▶ _Set task_: Reproduce the records that follow in full, excluding any picture they contain.

--- BEGIN Exercise material ---

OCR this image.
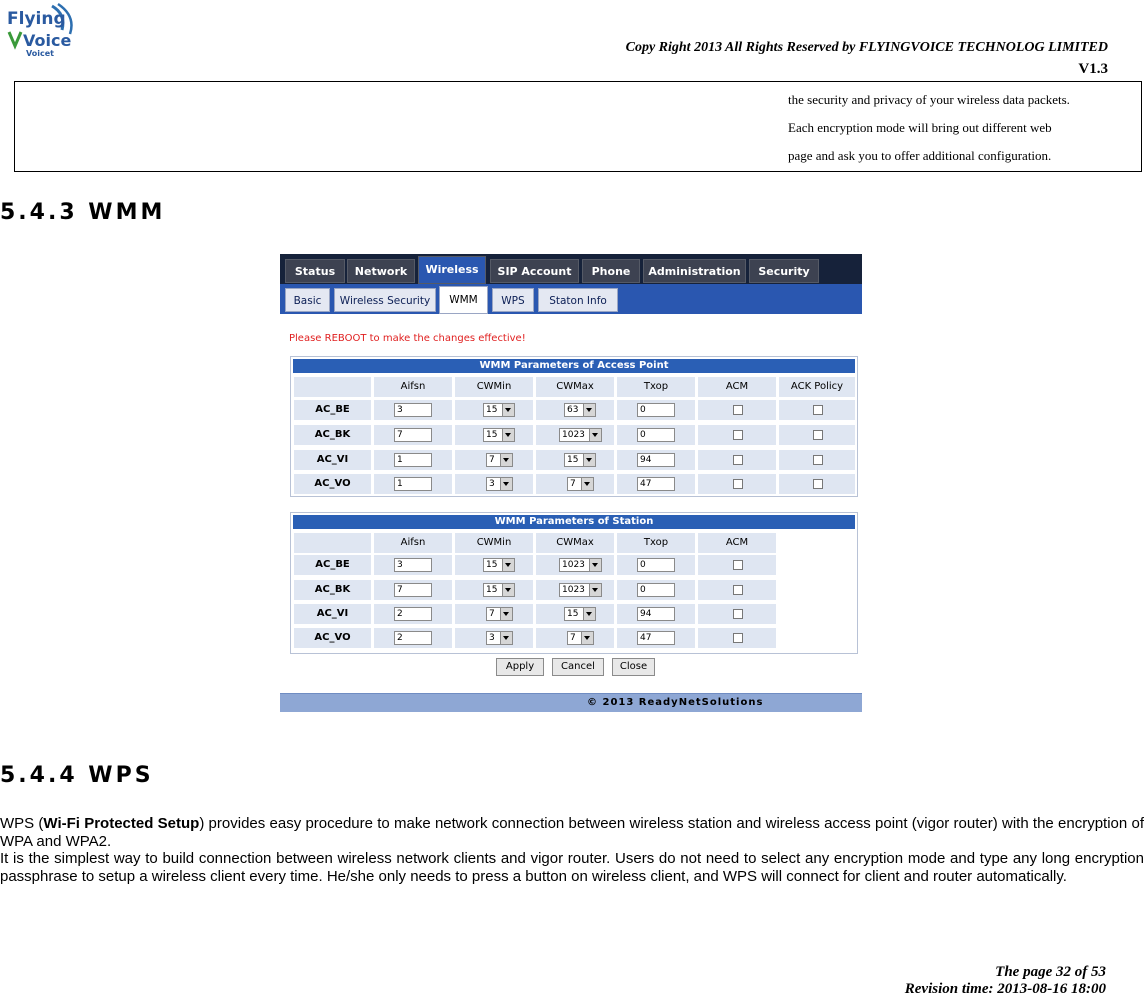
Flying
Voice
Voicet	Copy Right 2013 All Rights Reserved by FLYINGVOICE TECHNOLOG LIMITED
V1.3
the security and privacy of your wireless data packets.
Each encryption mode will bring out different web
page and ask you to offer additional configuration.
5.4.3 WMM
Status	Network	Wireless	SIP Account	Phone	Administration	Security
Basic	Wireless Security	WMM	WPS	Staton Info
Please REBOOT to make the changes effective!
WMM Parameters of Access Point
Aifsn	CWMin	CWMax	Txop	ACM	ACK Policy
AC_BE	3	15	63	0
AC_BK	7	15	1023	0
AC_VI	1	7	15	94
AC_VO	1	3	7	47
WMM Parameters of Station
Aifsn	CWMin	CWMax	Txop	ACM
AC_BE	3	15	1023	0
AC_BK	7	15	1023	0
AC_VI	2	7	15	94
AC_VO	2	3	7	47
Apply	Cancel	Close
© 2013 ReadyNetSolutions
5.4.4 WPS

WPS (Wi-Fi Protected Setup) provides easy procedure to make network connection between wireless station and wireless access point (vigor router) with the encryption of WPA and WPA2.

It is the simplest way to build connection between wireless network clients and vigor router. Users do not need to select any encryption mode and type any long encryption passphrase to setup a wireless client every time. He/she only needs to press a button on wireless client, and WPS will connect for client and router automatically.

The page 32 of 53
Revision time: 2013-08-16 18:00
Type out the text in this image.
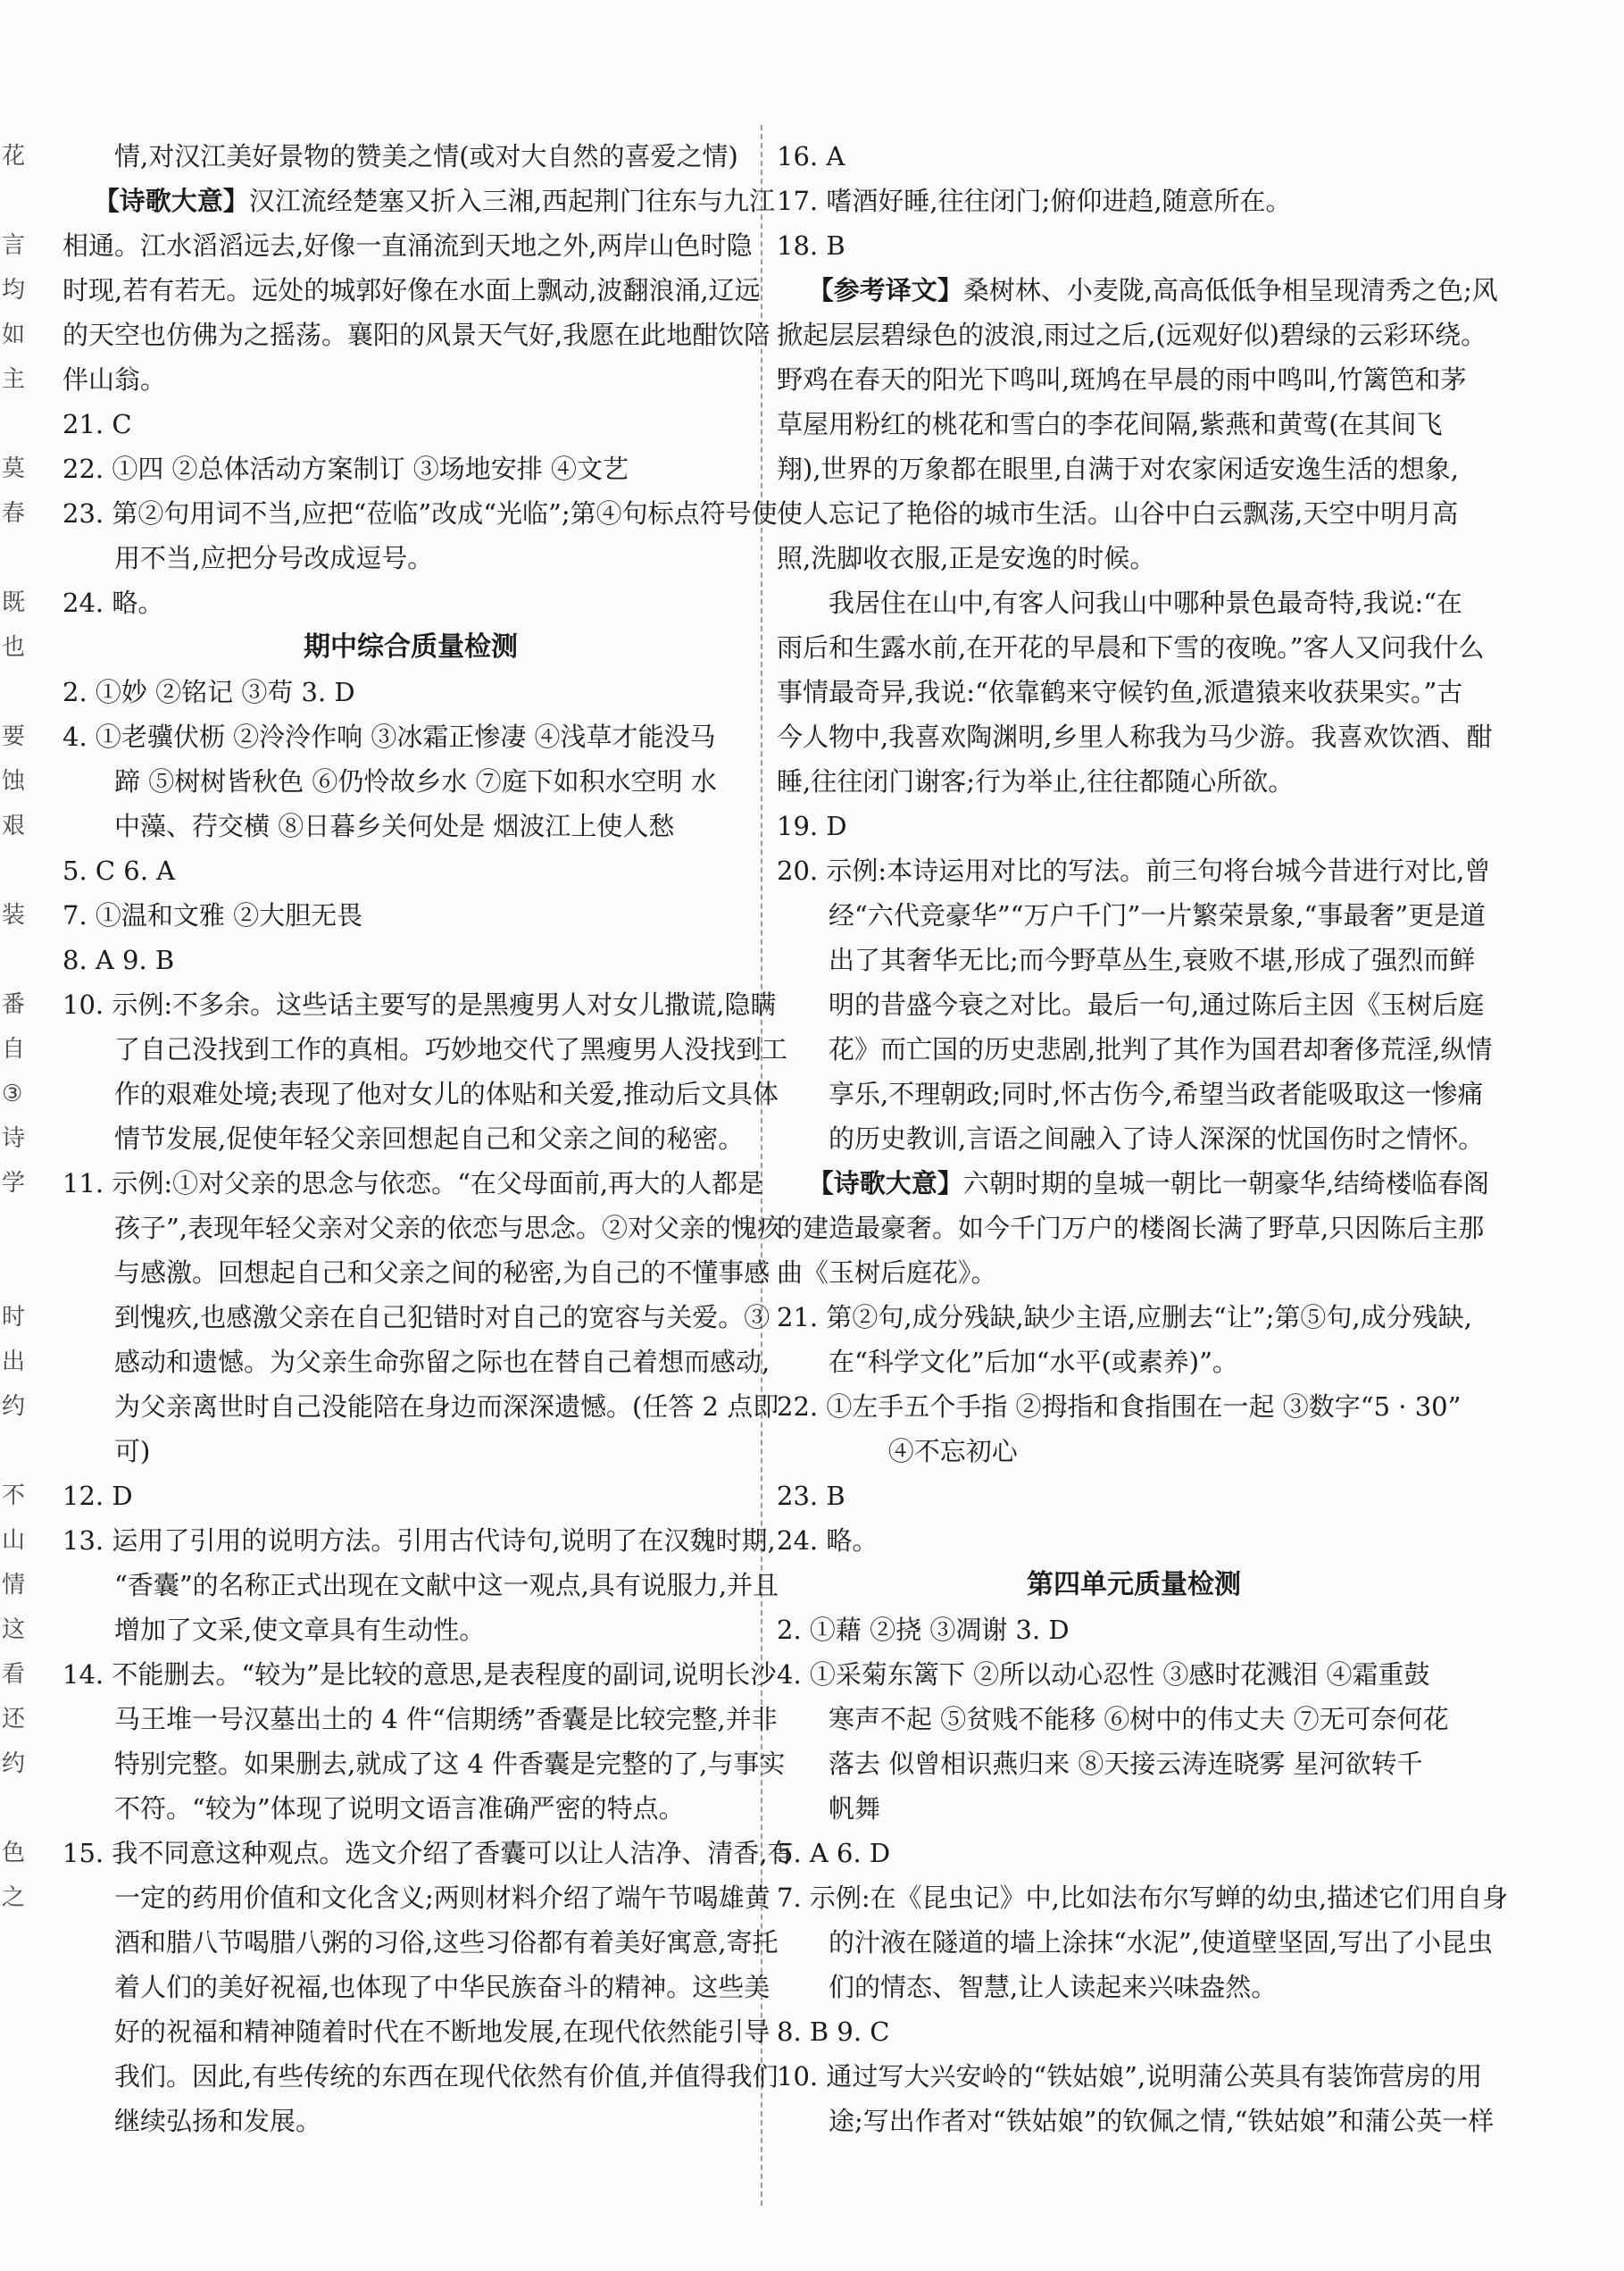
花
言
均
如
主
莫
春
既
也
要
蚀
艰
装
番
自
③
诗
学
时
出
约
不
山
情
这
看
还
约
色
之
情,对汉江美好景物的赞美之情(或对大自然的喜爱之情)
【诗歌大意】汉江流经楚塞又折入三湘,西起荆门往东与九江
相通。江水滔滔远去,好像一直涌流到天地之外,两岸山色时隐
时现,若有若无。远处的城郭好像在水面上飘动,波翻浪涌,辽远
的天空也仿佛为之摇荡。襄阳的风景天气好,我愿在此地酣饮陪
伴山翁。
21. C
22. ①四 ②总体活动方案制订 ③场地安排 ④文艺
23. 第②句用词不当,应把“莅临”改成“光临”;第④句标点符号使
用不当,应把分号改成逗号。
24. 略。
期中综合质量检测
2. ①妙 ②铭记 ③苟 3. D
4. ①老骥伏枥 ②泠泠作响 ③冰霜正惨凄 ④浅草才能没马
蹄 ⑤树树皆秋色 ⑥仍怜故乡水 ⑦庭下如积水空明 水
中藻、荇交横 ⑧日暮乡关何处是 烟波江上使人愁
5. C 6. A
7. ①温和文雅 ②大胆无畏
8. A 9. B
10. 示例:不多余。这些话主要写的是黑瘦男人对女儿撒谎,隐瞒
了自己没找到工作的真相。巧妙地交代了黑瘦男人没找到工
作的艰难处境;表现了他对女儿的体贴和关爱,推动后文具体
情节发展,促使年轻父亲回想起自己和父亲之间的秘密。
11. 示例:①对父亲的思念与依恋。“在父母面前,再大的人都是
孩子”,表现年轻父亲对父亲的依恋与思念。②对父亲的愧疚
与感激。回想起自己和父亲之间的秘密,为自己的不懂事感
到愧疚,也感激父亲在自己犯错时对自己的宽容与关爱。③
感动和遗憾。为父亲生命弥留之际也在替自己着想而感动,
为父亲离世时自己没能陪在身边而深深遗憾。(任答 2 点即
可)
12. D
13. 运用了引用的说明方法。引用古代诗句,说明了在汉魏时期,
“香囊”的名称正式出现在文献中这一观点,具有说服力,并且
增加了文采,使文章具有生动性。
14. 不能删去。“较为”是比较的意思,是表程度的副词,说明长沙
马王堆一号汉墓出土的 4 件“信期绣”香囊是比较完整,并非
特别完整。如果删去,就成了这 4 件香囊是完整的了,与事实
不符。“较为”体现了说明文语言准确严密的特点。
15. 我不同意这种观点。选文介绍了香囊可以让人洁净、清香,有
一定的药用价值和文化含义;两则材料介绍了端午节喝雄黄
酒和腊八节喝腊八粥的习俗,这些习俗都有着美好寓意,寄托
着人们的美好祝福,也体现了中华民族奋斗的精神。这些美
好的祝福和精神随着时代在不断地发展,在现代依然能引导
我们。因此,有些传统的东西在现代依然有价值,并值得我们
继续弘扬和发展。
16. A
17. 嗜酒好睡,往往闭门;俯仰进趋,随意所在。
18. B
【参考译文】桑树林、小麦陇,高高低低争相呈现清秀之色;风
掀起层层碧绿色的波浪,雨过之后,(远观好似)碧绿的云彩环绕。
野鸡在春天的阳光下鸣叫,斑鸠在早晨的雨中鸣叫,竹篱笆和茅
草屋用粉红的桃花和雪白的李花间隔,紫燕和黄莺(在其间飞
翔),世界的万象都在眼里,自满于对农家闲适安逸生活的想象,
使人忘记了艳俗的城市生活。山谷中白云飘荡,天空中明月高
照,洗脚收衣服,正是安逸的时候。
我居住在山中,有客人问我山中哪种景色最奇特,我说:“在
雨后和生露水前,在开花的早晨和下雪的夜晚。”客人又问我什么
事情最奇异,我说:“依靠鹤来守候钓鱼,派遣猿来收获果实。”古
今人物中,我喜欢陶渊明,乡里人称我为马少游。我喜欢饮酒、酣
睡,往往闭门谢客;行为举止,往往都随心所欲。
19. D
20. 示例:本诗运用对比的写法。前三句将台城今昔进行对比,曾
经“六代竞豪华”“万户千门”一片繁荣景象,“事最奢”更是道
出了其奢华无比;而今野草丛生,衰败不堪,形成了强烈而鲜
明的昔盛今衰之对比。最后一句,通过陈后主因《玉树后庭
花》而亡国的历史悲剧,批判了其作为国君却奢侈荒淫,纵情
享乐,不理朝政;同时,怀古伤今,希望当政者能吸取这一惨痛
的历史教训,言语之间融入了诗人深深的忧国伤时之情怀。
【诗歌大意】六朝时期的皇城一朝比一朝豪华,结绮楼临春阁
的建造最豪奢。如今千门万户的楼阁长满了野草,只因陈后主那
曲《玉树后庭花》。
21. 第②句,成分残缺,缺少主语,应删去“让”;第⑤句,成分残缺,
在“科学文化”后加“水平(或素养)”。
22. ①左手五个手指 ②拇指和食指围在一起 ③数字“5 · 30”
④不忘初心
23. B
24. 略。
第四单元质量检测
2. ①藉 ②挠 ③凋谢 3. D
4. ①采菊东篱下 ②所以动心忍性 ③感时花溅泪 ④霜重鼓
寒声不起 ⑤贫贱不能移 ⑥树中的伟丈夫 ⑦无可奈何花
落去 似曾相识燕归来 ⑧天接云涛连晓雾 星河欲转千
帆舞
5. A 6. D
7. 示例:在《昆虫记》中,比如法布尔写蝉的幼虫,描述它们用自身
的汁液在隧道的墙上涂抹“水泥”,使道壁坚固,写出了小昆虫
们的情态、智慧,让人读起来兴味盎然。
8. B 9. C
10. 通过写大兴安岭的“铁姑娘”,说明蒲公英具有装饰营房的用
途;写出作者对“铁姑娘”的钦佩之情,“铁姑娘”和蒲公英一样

--- END Exercise material ---

▶ _Task answer_:
OCR this image.
Flying
Voice
Voicet	Copy Right 2013 All Rights Reserved by FLYINGVOICE TECHNOLOG LIMITED
V1.3
the security and privacy of your wireless data packets.
Each encryption mode will bring out different web
page and ask you to offer additional configuration.
5.4.3 WMM
Status	Network	Wireless	SIP Account	Phone	Administration	Security
Basic	Wireless Security	WMM	WPS	Staton Info
Please REBOOT to make the changes effective!
WMM Parameters of Access Point
Aifsn	CWMin	CWMax	Txop	ACM	ACK Policy
AC_BE	3	15	63	0
AC_BK	7	15	1023	0
AC_VI	1	7	15	94
AC_VO	1	3	7	47
WMM Parameters of Station
Aifsn	CWMin	CWMax	Txop	ACM
AC_BE	3	15	1023	0
AC_BK	7	15	1023	0
AC_VI	2	7	15	94
AC_VO	2	3	7	47
Apply	Cancel	Close
© 2013 ReadyNetSolutions
5.4.4 WPS

WPS (Wi-Fi Protected Setup) provides easy procedure to make network connection between wireless station and wireless access point (vigor router) with the encryption of WPA and WPA2.

It is the simplest way to build connection between wireless network clients and vigor router. Users do not need to select any encryption mode and type any long encryption passphrase to setup a wireless client every time. He/she only needs to press a button on wireless client, and WPS will connect for client and router automatically.

The page 32 of 53
Revision time: 2013-08-16 18:00
Type out the text in this image.
花
言
均
如
主
莫
春
既
也
要
蚀
艰
装
番
自
③
诗
学
时
出
约
不
山
情
这
看
还
约
色
之
情,对汉江美好景物的赞美之情(或对大自然的喜爱之情)
【诗歌大意】汉江流经楚塞又折入三湘,西起荆门往东与九江
相通。江水滔滔远去,好像一直涌流到天地之外,两岸山色时隐
时现,若有若无。远处的城郭好像在水面上飘动,波翻浪涌,辽远
的天空也仿佛为之摇荡。襄阳的风景天气好,我愿在此地酣饮陪
伴山翁。
21. C
22. ①四 ②总体活动方案制订 ③场地安排 ④文艺
23. 第②句用词不当,应把“莅临”改成“光临”;第④句标点符号使
用不当,应把分号改成逗号。
24. 略。
期中综合质量检测
2. ①妙 ②铭记 ③苟 3. D
4. ①老骥伏枥 ②泠泠作响 ③冰霜正惨凄 ④浅草才能没马
蹄 ⑤树树皆秋色 ⑥仍怜故乡水 ⑦庭下如积水空明 水
中藻、荇交横 ⑧日暮乡关何处是 烟波江上使人愁
5. C 6. A
7. ①温和文雅 ②大胆无畏
8. A 9. B
10. 示例:不多余。这些话主要写的是黑瘦男人对女儿撒谎,隐瞒
了自己没找到工作的真相。巧妙地交代了黑瘦男人没找到工
作的艰难处境;表现了他对女儿的体贴和关爱,推动后文具体
情节发展,促使年轻父亲回想起自己和父亲之间的秘密。
11. 示例:①对父亲的思念与依恋。“在父母面前,再大的人都是
孩子”,表现年轻父亲对父亲的依恋与思念。②对父亲的愧疚
与感激。回想起自己和父亲之间的秘密,为自己的不懂事感
到愧疚,也感激父亲在自己犯错时对自己的宽容与关爱。③
感动和遗憾。为父亲生命弥留之际也在替自己着想而感动,
为父亲离世时自己没能陪在身边而深深遗憾。(任答 2 点即
可)
12. D
13. 运用了引用的说明方法。引用古代诗句,说明了在汉魏时期,
“香囊”的名称正式出现在文献中这一观点,具有说服力,并且
增加了文采,使文章具有生动性。
14. 不能删去。“较为”是比较的意思,是表程度的副词,说明长沙
马王堆一号汉墓出土的 4 件“信期绣”香囊是比较完整,并非
特别完整。如果删去,就成了这 4 件香囊是完整的了,与事实
不符。“较为”体现了说明文语言准确严密的特点。
15. 我不同意这种观点。选文介绍了香囊可以让人洁净、清香,有
一定的药用价值和文化含义;两则材料介绍了端午节喝雄黄
酒和腊八节喝腊八粥的习俗,这些习俗都有着美好寓意,寄托
着人们的美好祝福,也体现了中华民族奋斗的精神。这些美
好的祝福和精神随着时代在不断地发展,在现代依然能引导
我们。因此,有些传统的东西在现代依然有价值,并值得我们
继续弘扬和发展。
16. A
17. 嗜酒好睡,往往闭门;俯仰进趋,随意所在。
18. B
【参考译文】桑树林、小麦陇,高高低低争相呈现清秀之色;风
掀起层层碧绿色的波浪,雨过之后,(远观好似)碧绿的云彩环绕。
野鸡在春天的阳光下鸣叫,斑鸠在早晨的雨中鸣叫,竹篱笆和茅
草屋用粉红的桃花和雪白的李花间隔,紫燕和黄莺(在其间飞
翔),世界的万象都在眼里,自满于对农家闲适安逸生活的想象,
使人忘记了艳俗的城市生活。山谷中白云飘荡,天空中明月高
照,洗脚收衣服,正是安逸的时候。
我居住在山中,有客人问我山中哪种景色最奇特,我说:“在
雨后和生露水前,在开花的早晨和下雪的夜晚。”客人又问我什么
事情最奇异,我说:“依靠鹤来守候钓鱼,派遣猿来收获果实。”古
今人物中,我喜欢陶渊明,乡里人称我为马少游。我喜欢饮酒、酣
睡,往往闭门谢客;行为举止,往往都随心所欲。
19. D
20. 示例:本诗运用对比的写法。前三句将台城今昔进行对比,曾
经“六代竞豪华”“万户千门”一片繁荣景象,“事最奢”更是道
出了其奢华无比;而今野草丛生,衰败不堪,形成了强烈而鲜
明的昔盛今衰之对比。最后一句,通过陈后主因《玉树后庭
花》而亡国的历史悲剧,批判了其作为国君却奢侈荒淫,纵情
享乐,不理朝政;同时,怀古伤今,希望当政者能吸取这一惨痛
的历史教训,言语之间融入了诗人深深的忧国伤时之情怀。
【诗歌大意】六朝时期的皇城一朝比一朝豪华,结绮楼临春阁
的建造最豪奢。如今千门万户的楼阁长满了野草,只因陈后主那
曲《玉树后庭花》。
21. 第②句,成分残缺,缺少主语,应删去“让”;第⑤句,成分残缺,
在“科学文化”后加“水平(或素养)”。
22. ①左手五个手指 ②拇指和食指围在一起 ③数字“5 · 30”
④不忘初心
23. B
24. 略。
第四单元质量检测
2. ①藉 ②挠 ③凋谢 3. D
4. ①采菊东篱下 ②所以动心忍性 ③感时花溅泪 ④霜重鼓
寒声不起 ⑤贫贱不能移 ⑥树中的伟丈夫 ⑦无可奈何花
落去 似曾相识燕归来 ⑧天接云涛连晓雾 星河欲转千
帆舞
5. A 6. D
7. 示例:在《昆虫记》中,比如法布尔写蝉的幼虫,描述它们用自身
的汁液在隧道的墙上涂抹“水泥”,使道壁坚固,写出了小昆虫
们的情态、智慧,让人读起来兴味盎然。
8. B 9. C
10. 通过写大兴安岭的“铁姑娘”,说明蒲公英具有装饰营房的用
途;写出作者对“铁姑娘”的钦佩之情,“铁姑娘”和蒲公英一样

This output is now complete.